> WHAT THIS TASK INVOLVES: Go through the lines below and copy each one that holds the string "请欣赏小班的舞蹈".

> PROVIDED DATA:

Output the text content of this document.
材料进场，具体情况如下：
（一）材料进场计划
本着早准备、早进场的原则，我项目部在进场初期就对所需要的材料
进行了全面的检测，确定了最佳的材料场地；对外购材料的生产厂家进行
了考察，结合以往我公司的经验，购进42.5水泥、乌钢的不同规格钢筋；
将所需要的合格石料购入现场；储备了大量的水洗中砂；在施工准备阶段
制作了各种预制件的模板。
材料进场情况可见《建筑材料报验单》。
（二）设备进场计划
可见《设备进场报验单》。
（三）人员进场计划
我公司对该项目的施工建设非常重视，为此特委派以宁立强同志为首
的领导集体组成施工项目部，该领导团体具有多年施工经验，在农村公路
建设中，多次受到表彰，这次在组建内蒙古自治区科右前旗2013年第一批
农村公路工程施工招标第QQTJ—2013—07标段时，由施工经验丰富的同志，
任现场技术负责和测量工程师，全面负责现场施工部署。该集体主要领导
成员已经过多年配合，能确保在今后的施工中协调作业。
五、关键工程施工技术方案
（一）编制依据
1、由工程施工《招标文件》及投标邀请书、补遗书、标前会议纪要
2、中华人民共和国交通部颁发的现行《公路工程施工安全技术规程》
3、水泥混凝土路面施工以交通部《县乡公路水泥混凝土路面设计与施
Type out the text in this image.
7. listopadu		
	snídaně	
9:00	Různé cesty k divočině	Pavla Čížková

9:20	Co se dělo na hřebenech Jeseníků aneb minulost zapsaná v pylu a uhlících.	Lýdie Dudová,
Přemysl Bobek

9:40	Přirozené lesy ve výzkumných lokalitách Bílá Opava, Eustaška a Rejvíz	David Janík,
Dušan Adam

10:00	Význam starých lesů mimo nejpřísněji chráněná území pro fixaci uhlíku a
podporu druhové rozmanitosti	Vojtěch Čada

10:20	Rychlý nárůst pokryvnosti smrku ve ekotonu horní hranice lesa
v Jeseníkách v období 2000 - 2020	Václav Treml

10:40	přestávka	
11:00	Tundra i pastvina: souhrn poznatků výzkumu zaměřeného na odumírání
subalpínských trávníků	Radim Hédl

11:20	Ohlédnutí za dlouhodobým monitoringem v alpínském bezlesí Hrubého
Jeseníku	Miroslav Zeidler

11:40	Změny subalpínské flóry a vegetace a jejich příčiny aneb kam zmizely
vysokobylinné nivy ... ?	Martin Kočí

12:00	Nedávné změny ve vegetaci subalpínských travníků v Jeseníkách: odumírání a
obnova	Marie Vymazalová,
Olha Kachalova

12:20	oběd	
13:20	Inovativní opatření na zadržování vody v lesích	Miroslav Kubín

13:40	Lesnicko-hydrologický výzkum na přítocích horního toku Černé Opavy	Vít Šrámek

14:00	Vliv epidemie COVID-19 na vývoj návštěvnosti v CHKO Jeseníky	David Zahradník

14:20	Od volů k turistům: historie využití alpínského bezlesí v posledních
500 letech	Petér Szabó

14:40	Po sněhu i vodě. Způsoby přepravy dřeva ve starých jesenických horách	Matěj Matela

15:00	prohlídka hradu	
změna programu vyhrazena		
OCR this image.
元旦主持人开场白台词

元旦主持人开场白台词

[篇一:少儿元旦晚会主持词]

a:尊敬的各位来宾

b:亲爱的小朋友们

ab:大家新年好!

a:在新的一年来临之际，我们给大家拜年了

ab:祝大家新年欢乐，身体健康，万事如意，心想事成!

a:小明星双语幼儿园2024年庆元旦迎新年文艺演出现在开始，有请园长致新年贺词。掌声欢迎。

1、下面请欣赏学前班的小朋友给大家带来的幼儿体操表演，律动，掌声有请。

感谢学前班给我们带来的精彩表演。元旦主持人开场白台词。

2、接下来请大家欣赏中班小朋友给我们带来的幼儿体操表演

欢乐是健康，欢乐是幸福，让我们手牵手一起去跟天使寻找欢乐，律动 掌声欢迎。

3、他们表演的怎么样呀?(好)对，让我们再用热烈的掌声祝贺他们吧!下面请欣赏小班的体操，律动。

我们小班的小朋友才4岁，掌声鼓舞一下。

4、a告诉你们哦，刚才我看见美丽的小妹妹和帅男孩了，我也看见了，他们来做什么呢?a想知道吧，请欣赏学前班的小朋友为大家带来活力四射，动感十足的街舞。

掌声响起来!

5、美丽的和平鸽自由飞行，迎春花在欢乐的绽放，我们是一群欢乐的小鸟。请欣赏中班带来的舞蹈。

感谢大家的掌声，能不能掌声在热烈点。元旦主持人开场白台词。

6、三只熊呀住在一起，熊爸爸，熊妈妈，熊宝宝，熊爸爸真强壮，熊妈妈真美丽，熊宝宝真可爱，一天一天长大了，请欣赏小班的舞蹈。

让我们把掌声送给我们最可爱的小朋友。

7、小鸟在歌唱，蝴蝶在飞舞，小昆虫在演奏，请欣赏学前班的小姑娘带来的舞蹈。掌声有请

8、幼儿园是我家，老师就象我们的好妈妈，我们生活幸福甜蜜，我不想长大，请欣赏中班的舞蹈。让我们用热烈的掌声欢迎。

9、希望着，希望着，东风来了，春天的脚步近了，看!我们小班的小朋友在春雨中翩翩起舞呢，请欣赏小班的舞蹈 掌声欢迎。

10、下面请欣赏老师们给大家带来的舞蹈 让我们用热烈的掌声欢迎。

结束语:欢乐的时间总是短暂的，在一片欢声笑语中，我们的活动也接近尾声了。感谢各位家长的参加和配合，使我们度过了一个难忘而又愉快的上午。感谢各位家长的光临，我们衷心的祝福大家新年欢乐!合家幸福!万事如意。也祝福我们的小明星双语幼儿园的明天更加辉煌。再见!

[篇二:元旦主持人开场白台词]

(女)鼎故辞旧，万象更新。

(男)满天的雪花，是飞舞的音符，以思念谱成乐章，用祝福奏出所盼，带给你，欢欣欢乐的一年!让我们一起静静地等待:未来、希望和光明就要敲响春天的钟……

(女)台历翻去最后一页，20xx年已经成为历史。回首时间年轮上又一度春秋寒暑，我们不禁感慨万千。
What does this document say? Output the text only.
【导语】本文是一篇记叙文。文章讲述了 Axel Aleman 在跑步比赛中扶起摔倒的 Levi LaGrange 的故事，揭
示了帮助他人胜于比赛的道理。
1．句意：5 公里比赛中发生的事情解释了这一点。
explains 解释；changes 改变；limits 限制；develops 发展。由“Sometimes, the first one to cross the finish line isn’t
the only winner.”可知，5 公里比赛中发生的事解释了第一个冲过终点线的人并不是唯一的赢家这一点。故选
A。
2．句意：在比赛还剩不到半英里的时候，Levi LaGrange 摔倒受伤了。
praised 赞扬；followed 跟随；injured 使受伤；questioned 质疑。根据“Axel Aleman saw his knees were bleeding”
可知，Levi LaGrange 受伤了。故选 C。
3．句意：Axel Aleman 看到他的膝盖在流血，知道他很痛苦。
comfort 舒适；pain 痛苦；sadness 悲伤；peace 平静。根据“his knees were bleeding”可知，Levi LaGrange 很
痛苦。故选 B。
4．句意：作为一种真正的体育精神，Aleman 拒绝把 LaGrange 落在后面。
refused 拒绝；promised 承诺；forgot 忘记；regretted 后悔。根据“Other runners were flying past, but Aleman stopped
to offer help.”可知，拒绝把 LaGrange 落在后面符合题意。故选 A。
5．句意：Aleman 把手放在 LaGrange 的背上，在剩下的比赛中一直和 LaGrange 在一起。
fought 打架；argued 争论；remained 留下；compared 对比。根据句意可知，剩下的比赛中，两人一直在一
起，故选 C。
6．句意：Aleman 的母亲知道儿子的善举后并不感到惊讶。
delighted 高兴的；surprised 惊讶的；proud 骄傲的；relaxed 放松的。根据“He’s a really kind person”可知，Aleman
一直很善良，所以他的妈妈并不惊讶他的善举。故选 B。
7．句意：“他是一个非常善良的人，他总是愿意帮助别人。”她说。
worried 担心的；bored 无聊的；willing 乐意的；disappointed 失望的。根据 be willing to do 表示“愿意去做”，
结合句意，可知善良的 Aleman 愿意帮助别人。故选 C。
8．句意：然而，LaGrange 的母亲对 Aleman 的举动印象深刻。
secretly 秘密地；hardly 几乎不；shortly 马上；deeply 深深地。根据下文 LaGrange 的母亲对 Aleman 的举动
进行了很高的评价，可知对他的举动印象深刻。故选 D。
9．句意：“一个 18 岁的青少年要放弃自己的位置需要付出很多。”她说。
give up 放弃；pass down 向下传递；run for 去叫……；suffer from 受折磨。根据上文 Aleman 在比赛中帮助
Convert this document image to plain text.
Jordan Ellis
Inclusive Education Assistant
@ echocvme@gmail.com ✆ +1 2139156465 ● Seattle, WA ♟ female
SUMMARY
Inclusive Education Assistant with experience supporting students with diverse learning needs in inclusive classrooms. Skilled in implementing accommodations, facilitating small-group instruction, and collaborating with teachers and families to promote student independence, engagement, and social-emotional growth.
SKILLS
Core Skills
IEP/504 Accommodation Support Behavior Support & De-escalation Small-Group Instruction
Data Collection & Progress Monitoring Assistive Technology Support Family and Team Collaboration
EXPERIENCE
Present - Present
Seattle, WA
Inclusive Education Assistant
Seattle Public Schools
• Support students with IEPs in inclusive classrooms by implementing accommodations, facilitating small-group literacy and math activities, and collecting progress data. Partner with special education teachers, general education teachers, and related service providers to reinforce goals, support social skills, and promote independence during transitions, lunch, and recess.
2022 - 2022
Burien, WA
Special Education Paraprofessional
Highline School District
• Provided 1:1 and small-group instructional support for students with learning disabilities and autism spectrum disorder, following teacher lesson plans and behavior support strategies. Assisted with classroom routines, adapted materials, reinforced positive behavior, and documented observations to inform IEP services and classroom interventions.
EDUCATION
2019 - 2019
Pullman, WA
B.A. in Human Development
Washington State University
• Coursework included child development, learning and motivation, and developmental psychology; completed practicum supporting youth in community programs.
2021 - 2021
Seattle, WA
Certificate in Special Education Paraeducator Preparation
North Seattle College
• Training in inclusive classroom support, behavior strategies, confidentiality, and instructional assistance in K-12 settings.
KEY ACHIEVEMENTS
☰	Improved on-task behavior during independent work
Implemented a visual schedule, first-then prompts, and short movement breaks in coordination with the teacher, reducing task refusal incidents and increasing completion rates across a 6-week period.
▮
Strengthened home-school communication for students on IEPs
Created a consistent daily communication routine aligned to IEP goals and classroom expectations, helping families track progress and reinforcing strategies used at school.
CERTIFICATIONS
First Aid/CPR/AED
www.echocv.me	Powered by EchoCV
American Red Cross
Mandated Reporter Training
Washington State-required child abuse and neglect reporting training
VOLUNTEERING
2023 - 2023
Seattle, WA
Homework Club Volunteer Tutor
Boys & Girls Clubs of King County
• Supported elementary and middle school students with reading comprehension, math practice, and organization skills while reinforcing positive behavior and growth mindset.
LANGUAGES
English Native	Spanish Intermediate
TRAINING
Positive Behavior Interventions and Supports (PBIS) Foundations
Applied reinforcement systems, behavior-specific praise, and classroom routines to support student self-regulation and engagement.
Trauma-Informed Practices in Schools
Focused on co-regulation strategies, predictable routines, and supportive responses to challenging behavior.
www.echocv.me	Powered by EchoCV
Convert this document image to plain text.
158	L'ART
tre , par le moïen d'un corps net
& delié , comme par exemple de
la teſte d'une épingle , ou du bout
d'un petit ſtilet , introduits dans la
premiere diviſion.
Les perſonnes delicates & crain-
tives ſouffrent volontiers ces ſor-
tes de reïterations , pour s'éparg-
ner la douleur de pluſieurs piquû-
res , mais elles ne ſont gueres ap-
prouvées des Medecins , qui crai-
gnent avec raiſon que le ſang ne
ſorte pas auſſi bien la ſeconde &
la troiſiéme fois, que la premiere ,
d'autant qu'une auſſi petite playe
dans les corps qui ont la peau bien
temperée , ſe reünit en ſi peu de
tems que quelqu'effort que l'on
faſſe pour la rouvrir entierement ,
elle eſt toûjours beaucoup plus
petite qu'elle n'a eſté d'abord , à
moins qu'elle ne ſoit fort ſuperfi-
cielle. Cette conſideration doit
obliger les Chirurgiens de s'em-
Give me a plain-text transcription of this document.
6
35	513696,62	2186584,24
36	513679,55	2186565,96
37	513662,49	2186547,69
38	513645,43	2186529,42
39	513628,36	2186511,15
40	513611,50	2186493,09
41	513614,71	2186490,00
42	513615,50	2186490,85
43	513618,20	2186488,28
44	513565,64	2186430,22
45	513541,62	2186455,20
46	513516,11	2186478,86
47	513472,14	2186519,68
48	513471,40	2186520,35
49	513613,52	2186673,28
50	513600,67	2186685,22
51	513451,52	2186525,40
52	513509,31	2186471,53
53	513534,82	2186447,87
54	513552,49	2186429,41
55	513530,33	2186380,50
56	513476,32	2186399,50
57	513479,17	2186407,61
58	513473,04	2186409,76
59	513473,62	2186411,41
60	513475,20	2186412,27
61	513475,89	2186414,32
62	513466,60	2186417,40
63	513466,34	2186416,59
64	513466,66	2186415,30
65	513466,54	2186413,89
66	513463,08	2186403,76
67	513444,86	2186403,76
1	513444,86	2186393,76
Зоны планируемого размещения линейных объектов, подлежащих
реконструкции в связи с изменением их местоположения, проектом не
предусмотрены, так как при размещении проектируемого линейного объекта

> WRITTEN SOLUTION:
6、三只熊呀住在一起，熊爸爸，熊妈妈，熊宝宝，熊爸爸真强壮，熊妈妈真美丽，熊宝宝真可爱，一天一天长大了，请欣赏小班的舞蹈。
9、希望着，希望着，东风来了，春天的脚步近了，看!我们小班的小朋友在春雨中翩翩起舞呢，请欣赏小班的舞蹈 掌声欢迎。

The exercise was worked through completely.